◆ **Exercise description**
Give only the number of lines below that contain the word "Scanning".

◆ **Material provided**
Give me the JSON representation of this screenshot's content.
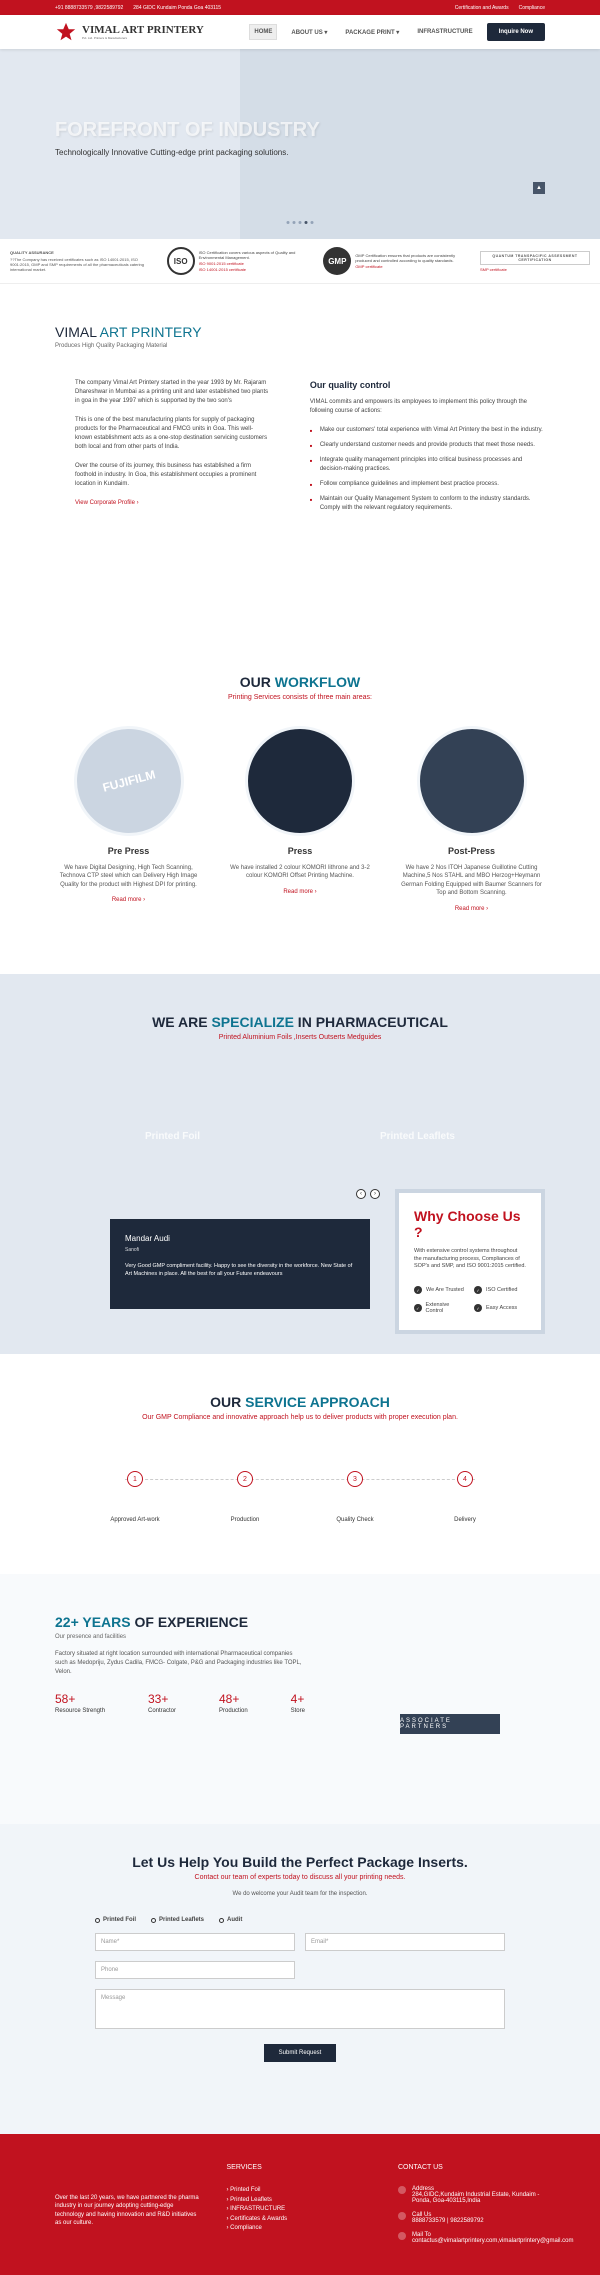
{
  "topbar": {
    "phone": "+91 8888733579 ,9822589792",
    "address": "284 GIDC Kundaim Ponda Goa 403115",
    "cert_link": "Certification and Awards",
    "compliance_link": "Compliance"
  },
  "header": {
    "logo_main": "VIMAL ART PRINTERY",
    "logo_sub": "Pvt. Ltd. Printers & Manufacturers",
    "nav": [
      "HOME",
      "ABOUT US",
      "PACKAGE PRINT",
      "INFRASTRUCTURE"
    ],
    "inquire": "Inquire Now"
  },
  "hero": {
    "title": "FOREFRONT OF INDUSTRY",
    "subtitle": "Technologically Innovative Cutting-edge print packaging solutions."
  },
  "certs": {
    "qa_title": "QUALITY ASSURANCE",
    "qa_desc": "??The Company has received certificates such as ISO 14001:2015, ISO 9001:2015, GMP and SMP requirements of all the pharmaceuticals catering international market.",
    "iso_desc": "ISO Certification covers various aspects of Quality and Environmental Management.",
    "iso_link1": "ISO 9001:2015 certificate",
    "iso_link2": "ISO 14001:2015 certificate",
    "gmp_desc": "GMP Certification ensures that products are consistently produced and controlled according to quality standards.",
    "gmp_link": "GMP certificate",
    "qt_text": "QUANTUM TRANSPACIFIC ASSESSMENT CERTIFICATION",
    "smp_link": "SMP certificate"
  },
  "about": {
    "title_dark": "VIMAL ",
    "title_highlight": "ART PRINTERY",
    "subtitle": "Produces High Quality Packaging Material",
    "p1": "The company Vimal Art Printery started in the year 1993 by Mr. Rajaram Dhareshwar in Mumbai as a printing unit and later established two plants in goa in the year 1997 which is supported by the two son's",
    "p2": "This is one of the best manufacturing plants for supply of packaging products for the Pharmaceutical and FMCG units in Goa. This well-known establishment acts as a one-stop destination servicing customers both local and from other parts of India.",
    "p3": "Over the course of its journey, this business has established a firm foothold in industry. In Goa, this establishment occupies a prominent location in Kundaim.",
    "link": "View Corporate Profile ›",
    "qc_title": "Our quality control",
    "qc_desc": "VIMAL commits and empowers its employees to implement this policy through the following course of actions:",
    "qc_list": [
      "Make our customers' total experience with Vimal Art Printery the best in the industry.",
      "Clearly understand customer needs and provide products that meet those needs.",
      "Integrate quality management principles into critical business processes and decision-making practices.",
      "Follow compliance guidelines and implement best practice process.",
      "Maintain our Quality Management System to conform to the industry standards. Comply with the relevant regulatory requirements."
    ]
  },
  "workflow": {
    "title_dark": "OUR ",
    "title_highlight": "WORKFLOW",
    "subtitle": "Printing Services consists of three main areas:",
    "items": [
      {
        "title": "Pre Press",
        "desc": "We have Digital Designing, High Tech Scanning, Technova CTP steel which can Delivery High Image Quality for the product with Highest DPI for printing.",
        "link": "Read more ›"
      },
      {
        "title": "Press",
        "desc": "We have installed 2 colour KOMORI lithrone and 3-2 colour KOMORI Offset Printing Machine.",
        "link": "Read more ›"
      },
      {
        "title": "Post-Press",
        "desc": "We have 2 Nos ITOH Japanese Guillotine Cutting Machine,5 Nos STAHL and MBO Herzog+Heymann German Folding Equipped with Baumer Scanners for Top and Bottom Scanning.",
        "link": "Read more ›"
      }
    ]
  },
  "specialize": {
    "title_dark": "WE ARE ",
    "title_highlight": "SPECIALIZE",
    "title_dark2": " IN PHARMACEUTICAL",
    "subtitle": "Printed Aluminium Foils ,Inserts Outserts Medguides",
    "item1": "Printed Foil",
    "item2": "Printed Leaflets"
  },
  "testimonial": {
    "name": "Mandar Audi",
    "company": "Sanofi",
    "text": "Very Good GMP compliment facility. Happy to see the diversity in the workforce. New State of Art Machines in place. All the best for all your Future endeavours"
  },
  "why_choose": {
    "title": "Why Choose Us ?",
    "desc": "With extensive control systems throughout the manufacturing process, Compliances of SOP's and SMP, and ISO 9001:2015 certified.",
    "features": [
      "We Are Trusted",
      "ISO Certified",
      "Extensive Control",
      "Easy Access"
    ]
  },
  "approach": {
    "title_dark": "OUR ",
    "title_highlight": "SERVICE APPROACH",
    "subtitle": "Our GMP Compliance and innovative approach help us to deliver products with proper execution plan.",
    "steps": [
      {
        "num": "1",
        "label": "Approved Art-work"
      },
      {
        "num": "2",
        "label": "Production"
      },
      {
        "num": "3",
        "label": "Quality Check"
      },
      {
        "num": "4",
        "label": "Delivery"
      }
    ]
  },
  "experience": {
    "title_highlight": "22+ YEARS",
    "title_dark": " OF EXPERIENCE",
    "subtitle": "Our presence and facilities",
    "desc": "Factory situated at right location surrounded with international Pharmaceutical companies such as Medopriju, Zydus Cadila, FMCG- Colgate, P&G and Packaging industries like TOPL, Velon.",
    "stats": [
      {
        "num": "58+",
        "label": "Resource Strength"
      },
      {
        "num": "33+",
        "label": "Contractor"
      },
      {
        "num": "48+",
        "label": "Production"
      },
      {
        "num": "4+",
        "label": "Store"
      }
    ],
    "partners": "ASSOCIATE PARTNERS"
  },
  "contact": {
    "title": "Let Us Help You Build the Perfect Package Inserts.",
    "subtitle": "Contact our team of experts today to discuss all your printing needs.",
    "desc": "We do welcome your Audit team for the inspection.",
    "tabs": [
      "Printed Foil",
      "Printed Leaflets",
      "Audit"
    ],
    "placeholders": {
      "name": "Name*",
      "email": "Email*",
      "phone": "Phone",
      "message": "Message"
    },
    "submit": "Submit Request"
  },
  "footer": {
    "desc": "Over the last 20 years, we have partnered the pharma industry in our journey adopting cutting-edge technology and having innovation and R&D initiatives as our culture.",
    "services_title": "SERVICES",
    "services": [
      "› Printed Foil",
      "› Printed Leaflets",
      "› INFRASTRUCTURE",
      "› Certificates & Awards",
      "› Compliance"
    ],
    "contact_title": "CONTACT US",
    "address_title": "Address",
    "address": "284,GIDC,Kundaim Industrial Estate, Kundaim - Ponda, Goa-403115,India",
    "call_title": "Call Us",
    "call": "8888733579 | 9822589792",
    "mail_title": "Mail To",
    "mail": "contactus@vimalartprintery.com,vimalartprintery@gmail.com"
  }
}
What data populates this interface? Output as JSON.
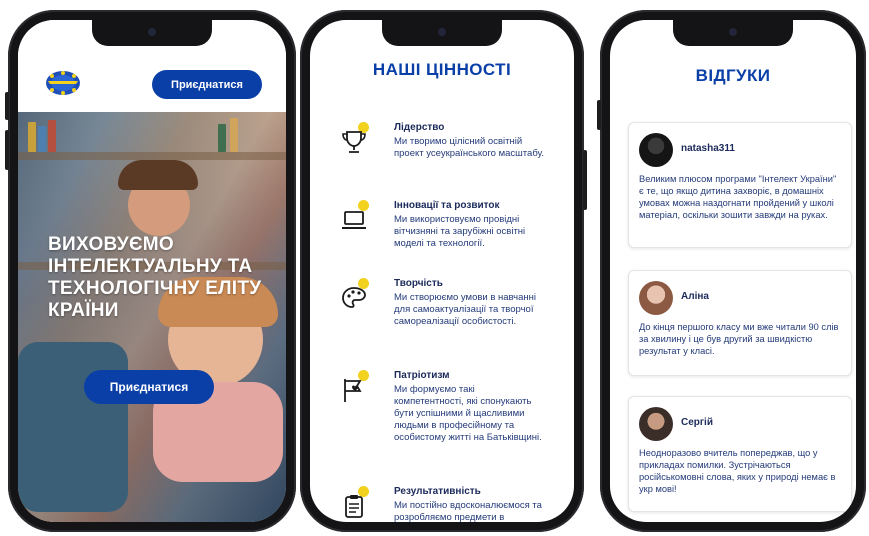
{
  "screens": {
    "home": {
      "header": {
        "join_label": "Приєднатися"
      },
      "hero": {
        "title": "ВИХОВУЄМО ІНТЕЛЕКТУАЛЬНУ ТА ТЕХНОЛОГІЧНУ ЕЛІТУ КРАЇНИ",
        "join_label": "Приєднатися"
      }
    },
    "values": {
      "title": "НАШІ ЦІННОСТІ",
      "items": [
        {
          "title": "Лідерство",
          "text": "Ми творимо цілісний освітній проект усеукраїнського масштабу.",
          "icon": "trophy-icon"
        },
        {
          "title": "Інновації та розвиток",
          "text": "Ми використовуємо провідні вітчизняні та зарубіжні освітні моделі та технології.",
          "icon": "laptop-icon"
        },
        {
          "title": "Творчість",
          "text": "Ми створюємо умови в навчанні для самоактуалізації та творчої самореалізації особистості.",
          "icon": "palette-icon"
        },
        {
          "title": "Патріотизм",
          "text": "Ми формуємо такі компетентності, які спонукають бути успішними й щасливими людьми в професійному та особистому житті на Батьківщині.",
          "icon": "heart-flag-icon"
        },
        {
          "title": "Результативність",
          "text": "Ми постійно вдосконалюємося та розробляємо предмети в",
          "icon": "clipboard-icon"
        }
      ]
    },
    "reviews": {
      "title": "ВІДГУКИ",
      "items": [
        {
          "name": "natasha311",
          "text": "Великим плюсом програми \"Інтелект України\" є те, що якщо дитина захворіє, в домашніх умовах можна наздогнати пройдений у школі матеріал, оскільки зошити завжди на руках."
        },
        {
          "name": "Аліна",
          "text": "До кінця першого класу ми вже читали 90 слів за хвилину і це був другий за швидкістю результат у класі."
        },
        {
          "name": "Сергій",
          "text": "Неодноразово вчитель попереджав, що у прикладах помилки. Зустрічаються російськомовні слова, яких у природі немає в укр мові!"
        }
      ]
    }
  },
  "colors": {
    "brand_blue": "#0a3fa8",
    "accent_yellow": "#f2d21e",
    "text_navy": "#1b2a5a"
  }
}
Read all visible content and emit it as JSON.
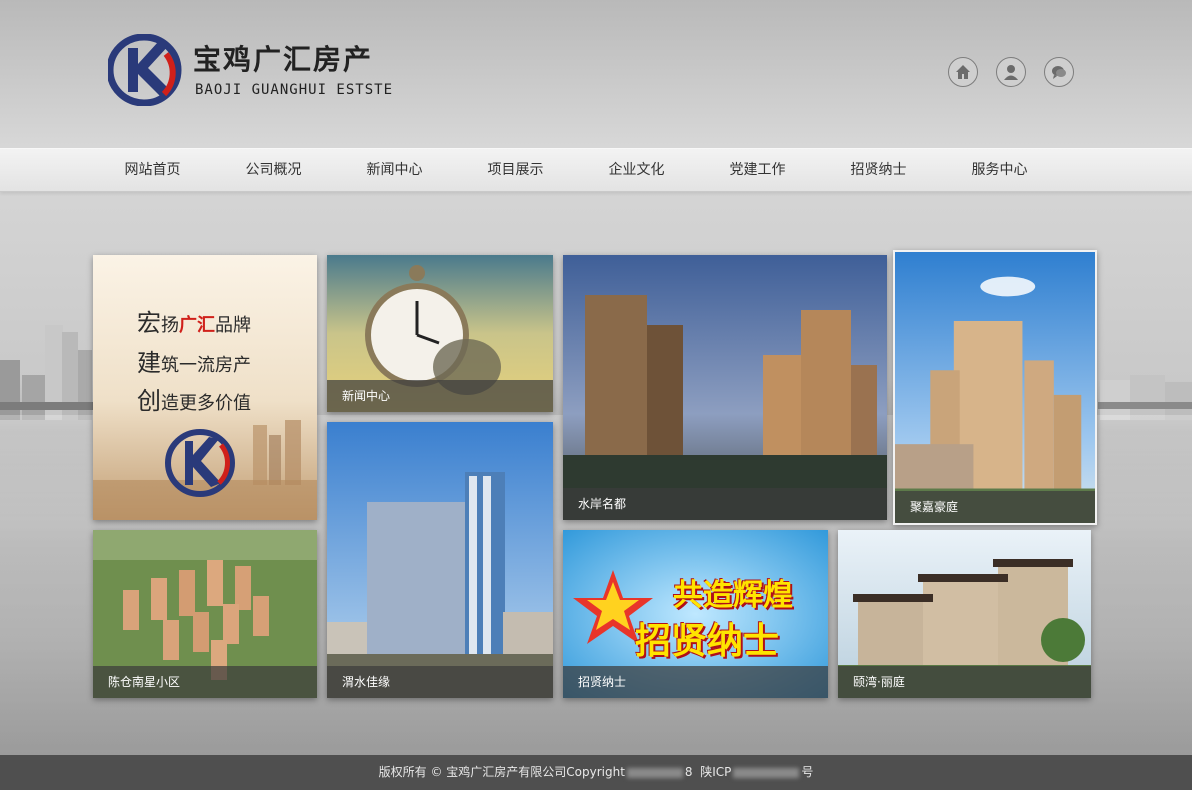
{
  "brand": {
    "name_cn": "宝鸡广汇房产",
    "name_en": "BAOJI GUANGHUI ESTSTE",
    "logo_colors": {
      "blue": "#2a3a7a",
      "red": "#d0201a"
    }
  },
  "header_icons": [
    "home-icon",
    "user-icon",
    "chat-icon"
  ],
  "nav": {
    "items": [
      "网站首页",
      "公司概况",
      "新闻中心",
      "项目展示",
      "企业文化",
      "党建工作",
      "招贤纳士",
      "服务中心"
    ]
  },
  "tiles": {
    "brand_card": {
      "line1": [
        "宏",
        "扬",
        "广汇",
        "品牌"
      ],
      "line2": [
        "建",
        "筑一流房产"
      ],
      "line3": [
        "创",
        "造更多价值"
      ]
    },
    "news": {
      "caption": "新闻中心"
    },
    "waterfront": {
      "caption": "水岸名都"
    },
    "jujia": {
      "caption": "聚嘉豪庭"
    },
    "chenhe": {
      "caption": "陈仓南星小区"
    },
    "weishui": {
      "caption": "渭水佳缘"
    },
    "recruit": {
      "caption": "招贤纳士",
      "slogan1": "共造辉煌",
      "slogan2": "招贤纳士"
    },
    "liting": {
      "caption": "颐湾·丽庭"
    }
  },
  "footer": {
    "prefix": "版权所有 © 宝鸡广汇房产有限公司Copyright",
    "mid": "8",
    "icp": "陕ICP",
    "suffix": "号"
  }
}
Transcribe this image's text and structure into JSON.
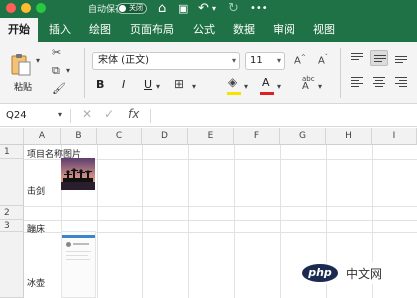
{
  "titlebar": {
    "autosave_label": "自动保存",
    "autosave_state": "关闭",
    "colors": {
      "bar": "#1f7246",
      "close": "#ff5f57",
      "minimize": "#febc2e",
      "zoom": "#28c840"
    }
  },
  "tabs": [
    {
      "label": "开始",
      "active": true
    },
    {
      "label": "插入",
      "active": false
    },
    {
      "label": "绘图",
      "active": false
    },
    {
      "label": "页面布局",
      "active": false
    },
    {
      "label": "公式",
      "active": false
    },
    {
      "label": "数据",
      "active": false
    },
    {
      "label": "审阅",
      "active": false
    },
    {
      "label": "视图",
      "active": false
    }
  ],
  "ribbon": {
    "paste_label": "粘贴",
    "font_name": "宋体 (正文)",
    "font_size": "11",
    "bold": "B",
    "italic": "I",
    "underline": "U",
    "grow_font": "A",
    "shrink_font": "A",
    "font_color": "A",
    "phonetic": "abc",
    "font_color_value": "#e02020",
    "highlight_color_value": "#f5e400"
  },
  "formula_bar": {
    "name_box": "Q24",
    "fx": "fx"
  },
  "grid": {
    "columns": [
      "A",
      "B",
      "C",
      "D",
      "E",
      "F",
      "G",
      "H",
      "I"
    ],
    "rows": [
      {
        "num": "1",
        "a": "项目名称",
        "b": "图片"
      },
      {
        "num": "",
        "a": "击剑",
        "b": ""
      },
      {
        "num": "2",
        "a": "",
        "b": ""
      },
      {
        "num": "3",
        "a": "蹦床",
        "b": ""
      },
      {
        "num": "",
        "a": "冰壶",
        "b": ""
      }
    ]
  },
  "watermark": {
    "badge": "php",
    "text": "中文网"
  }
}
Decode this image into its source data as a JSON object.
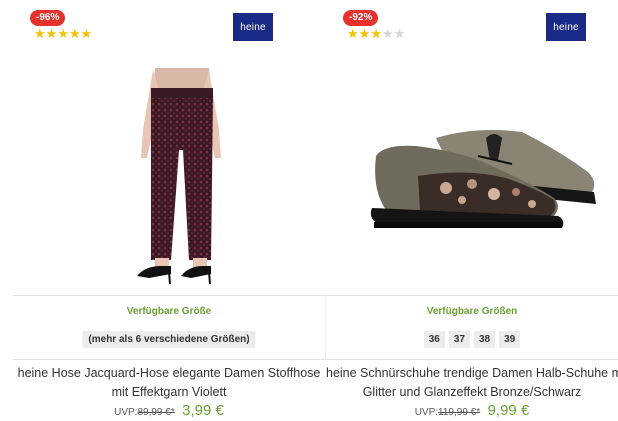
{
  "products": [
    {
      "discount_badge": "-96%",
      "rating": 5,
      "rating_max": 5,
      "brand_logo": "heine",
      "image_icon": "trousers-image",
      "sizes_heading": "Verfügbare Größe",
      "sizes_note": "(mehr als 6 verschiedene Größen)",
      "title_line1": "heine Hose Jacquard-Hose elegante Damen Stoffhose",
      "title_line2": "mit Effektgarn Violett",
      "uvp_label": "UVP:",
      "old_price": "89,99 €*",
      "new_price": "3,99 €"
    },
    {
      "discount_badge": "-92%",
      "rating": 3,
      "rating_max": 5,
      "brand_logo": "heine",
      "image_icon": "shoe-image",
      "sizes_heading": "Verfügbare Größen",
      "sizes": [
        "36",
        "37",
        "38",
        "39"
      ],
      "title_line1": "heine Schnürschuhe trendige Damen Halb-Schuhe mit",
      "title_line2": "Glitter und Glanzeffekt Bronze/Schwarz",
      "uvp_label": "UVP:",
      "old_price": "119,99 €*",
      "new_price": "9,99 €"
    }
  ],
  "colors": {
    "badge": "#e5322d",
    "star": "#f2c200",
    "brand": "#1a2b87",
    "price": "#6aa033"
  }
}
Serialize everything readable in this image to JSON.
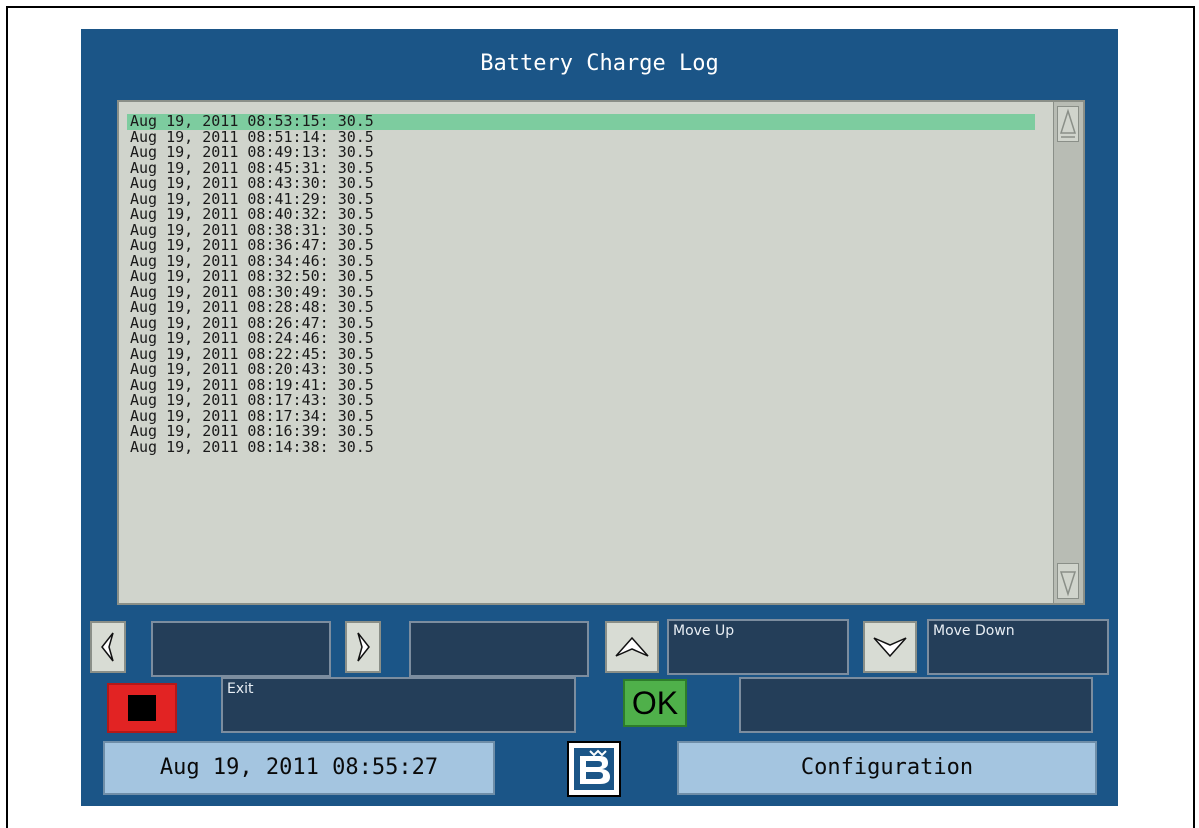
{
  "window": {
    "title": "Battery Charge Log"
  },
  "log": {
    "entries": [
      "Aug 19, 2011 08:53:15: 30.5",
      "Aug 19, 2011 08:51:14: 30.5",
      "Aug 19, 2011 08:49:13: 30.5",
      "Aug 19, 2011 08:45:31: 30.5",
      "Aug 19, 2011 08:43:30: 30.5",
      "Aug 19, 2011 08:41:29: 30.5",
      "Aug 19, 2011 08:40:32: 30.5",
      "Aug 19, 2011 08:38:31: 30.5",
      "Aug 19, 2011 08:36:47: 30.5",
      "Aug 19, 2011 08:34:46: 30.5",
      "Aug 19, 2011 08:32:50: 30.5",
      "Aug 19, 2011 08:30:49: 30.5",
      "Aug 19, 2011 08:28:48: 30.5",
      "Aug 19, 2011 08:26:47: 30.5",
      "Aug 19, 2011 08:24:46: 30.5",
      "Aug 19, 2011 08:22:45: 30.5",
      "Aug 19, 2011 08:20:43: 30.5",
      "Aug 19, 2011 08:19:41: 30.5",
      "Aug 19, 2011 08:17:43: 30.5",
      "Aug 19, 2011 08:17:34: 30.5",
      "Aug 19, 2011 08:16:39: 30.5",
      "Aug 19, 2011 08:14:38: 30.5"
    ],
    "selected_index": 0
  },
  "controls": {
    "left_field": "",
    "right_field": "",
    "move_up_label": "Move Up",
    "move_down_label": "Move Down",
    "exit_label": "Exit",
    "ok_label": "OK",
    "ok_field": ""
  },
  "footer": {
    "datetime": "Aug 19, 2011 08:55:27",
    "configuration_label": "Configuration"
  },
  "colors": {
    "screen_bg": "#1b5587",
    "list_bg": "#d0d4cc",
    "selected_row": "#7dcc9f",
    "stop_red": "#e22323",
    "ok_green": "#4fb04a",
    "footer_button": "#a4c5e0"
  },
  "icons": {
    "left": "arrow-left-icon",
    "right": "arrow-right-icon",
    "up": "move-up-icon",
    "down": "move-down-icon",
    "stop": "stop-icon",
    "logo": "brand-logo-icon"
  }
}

◆ **Written response**
2